## TASK REQUIREMENTS
Extract all of the entries and set them down verbatim.

## INFORMATION GIVEN
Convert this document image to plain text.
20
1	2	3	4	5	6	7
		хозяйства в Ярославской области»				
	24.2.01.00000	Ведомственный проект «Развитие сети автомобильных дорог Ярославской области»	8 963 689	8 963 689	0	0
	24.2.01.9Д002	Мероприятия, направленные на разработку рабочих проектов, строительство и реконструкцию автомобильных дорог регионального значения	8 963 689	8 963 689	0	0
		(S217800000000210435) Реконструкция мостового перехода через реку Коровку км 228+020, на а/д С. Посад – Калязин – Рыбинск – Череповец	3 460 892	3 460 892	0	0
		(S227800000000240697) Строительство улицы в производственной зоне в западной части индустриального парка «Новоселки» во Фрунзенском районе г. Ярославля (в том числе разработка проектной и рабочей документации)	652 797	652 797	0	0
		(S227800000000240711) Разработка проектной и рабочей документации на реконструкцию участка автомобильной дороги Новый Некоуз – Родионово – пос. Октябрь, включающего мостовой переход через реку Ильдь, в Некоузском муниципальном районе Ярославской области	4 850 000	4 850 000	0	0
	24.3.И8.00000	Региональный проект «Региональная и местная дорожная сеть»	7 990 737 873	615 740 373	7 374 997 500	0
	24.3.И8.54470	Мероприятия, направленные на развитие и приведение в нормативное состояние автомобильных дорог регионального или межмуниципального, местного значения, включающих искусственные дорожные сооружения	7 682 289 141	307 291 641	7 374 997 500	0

## WRITTEN SOLUTION
Convert this document image to plain text.
20
1	2	3	4	5	6	7
		хозяйства в Ярославской области»				
	24.2.01.00000	Ведомственный проект «Развитие сети автомобильных дорог Ярославской области»	8 963 689	8 963 689	0	0
	24.2.01.9Д002	Мероприятия, направленные на разработку рабочих проектов, строительство и реконструкцию автомобильных дорог регионального значения	8 963 689	8 963 689	0	0
		(S217800000000210435) Реконструкция мостового перехода через реку Коровку км 228+020, на а/д С. Посад – Калязин – Рыбинск – Череповец	3 460 892	3 460 892	0	0
		(S227800000000240697) Строительство улицы в производственной зоне в западной части индустриального парка «Новоселки» во Фрунзенском районе г. Ярославля (в том числе разработка проектной и рабочей документации)	652 797	652 797	0	0
		(S227800000000240711) Разработка проектной и рабочей документации на реконструкцию участка автомобильной дороги Новый Некоуз – Родионово – пос. Октябрь, включающего мостовой переход через реку Ильдь, в Некоузском муниципальном районе Ярославской области	4 850 000	4 850 000	0	0
	24.3.И8.00000	Региональный проект «Региональная и местная дорожная сеть»	7 990 737 873	615 740 373	7 374 997 500	0
	24.3.И8.54470	Мероприятия, направленные на развитие и приведение в нормативное состояние автомобильных дорог регионального или межмуниципального, местного значения, включающих искусственные дорожные сооружения	7 682 289 141	307 291 641	7 374 997 500	0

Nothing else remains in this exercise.